Work to be completed:
Provide nothing beyond the count of lines that include the string "Celsius".
━━━━━ Supplied material ━━━━━
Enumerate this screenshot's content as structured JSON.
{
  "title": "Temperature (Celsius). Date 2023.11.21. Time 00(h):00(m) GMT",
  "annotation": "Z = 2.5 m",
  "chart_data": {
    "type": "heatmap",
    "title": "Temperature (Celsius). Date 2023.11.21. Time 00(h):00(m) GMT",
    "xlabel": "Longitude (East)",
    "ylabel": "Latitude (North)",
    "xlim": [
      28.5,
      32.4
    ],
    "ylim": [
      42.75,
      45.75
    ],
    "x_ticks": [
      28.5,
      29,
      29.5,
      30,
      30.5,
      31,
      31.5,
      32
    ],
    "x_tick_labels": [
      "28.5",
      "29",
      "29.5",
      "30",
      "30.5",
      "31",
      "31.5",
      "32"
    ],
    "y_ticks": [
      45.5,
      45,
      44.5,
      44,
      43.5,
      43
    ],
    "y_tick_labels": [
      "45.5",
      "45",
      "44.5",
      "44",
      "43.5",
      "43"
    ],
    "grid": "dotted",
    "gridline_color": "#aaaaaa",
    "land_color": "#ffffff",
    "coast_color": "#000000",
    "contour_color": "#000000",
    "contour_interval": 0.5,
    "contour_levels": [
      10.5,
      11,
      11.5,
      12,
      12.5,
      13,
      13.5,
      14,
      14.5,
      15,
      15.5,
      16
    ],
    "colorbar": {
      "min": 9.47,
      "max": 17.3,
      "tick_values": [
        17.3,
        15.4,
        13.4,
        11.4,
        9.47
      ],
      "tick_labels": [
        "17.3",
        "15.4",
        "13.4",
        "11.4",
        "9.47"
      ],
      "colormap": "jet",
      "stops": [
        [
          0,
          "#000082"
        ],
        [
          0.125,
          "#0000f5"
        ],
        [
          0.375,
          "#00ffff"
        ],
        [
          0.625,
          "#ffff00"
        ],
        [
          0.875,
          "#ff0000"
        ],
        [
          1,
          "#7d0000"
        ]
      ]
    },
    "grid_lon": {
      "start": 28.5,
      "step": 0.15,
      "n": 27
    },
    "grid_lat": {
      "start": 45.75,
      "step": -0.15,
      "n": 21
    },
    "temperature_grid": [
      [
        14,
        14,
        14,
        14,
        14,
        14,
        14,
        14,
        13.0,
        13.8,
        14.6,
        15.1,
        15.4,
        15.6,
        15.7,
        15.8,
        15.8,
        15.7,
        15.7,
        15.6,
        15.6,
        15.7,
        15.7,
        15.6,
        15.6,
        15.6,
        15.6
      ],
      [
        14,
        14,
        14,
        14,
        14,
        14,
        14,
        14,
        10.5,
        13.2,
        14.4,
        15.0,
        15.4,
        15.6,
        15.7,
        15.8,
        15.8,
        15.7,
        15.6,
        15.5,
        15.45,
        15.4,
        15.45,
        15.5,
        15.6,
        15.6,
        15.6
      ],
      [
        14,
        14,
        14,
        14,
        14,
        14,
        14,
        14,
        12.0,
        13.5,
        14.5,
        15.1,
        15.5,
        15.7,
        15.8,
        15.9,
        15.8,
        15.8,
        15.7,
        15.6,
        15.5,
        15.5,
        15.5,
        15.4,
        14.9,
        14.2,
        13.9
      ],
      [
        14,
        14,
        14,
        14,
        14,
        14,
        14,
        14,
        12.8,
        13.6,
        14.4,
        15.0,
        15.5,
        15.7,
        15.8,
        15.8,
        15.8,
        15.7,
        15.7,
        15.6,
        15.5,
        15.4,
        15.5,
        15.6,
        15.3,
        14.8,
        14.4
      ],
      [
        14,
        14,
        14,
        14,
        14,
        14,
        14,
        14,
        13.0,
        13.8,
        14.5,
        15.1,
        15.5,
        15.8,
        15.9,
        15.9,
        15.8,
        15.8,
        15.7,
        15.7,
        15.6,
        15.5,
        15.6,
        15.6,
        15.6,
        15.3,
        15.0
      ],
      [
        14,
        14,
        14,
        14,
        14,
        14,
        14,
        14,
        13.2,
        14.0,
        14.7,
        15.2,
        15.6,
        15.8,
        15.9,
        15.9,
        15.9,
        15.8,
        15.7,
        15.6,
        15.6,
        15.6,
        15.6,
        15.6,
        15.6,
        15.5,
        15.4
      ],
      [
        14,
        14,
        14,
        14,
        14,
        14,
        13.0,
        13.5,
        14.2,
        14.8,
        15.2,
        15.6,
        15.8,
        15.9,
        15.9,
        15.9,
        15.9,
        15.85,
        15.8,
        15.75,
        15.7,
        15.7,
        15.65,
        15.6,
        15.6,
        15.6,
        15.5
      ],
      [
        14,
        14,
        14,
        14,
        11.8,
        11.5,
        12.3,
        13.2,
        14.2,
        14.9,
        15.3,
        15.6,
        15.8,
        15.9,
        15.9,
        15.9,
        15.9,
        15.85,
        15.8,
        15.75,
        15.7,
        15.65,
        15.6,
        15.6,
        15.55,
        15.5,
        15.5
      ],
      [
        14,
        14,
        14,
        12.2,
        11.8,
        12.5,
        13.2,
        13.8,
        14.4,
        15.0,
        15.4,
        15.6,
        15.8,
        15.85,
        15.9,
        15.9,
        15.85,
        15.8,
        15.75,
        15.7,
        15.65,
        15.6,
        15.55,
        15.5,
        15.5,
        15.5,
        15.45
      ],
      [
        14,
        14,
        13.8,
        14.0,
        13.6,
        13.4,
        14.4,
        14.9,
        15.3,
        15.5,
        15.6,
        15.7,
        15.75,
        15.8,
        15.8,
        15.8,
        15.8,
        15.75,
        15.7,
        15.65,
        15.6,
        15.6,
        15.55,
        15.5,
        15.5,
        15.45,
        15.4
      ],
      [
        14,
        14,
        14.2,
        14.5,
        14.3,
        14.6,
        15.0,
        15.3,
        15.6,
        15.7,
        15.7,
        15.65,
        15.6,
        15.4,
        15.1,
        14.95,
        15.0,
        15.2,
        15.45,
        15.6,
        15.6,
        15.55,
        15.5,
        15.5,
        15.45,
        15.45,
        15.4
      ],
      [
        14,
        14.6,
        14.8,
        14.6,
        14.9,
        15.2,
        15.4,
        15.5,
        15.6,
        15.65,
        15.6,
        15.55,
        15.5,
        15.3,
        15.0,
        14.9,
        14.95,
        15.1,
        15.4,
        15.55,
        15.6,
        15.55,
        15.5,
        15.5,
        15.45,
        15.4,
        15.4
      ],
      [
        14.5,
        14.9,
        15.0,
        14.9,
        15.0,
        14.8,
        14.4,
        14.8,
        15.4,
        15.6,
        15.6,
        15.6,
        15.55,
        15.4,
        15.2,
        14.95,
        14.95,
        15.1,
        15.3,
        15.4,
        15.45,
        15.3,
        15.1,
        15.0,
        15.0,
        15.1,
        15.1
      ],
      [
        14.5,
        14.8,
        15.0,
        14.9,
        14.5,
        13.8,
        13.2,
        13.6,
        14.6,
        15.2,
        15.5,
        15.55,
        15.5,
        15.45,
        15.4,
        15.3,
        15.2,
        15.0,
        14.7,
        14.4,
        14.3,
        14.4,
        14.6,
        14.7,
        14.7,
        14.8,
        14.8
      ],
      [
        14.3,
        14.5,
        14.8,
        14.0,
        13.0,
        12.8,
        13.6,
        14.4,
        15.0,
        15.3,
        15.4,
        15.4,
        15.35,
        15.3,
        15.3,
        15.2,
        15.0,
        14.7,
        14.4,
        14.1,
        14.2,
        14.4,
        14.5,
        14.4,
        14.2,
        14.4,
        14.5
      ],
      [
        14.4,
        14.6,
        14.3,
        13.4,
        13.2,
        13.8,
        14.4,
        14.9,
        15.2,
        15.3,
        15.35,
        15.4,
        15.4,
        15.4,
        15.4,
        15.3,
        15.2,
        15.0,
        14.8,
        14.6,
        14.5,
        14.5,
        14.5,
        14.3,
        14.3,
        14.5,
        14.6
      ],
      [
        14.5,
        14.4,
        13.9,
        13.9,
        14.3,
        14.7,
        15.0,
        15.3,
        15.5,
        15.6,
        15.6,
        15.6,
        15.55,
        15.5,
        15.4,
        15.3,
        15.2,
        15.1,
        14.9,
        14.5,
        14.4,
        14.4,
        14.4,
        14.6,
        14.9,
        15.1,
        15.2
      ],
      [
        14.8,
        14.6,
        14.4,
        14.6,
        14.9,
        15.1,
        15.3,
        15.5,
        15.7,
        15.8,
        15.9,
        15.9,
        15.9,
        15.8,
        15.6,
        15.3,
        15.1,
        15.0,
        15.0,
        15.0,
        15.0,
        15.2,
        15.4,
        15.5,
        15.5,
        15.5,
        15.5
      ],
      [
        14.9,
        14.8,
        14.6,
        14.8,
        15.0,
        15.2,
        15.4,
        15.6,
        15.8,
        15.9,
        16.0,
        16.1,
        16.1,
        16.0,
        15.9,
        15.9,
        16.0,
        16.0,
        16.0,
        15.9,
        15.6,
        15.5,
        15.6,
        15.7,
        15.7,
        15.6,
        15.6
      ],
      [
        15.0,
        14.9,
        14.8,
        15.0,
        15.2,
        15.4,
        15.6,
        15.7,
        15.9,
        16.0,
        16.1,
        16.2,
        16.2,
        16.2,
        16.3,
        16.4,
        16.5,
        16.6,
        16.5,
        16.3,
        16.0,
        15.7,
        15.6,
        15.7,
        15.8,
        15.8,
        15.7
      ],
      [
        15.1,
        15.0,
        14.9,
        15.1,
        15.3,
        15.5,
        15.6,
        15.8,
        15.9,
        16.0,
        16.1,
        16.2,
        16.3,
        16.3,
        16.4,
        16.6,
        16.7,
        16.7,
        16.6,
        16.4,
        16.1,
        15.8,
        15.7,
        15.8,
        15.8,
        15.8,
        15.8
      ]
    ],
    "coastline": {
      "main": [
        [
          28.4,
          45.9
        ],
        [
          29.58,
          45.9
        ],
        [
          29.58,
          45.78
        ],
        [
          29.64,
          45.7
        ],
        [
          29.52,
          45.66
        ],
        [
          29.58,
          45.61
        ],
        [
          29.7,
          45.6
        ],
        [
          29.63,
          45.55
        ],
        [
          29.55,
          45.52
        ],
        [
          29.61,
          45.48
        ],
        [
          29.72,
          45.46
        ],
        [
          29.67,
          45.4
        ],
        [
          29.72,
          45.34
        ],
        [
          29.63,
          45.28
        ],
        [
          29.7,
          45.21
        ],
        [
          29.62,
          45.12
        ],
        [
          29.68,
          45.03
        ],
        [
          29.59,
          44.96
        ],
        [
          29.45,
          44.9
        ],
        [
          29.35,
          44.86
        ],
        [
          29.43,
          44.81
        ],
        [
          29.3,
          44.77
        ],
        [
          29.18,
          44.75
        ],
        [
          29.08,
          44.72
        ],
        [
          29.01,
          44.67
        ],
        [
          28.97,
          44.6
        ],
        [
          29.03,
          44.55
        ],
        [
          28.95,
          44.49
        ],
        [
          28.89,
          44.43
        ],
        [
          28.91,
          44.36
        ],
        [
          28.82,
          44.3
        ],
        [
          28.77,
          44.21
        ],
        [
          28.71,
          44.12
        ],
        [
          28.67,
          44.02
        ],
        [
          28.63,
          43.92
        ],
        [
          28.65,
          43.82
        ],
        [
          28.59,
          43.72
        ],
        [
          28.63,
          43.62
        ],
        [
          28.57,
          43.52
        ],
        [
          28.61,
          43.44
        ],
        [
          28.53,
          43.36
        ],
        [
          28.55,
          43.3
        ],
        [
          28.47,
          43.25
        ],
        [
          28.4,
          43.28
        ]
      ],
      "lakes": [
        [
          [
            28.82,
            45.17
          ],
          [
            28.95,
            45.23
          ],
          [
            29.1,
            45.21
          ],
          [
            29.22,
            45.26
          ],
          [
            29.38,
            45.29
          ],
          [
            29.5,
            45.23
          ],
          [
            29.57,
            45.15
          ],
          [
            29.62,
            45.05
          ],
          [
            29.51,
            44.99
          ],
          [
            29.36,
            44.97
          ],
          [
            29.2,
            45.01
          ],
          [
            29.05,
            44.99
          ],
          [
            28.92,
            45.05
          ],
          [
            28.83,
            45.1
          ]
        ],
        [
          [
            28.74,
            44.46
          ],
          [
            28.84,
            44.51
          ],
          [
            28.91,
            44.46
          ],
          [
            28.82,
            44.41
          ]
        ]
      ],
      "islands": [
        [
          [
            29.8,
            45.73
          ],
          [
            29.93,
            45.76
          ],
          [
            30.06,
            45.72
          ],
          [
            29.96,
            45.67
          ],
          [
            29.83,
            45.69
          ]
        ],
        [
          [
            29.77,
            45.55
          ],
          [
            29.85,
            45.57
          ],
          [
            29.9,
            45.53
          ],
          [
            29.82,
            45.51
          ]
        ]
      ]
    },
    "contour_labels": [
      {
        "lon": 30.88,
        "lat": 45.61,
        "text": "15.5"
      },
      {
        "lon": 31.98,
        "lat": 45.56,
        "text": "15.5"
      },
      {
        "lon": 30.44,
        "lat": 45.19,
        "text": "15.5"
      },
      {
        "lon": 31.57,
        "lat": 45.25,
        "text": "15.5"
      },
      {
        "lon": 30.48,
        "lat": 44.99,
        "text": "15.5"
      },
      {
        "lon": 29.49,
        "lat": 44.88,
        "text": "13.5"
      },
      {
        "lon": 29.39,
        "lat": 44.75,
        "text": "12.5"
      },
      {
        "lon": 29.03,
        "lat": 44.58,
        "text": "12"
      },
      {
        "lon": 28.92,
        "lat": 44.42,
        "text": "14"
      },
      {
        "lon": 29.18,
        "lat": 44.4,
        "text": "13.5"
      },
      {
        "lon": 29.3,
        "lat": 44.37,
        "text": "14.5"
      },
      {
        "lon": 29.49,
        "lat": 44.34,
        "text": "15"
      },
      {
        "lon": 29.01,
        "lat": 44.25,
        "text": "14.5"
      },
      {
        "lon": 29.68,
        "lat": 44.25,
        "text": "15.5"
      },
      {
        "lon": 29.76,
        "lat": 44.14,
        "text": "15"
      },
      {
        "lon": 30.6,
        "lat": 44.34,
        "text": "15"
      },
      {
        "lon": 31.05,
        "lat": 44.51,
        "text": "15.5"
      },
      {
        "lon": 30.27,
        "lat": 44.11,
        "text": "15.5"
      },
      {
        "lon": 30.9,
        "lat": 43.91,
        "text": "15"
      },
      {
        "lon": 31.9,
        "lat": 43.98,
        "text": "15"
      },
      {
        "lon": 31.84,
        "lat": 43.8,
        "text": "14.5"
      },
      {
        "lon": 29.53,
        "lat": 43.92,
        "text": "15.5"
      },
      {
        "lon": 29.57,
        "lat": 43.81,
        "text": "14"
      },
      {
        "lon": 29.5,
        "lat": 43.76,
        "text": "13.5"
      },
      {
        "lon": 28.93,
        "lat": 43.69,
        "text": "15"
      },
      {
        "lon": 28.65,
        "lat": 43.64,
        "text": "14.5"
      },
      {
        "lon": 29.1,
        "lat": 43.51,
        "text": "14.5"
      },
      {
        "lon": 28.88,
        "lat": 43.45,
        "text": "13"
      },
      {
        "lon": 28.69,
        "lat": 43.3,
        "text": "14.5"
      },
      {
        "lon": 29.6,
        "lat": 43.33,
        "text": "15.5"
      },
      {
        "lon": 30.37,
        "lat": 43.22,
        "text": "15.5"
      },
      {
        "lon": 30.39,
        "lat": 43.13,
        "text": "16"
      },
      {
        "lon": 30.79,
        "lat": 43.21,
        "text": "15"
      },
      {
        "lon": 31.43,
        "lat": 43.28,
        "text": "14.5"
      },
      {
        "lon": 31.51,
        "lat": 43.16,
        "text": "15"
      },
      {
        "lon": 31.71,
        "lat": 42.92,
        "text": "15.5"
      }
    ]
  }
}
━━━━━
Exercise response:
2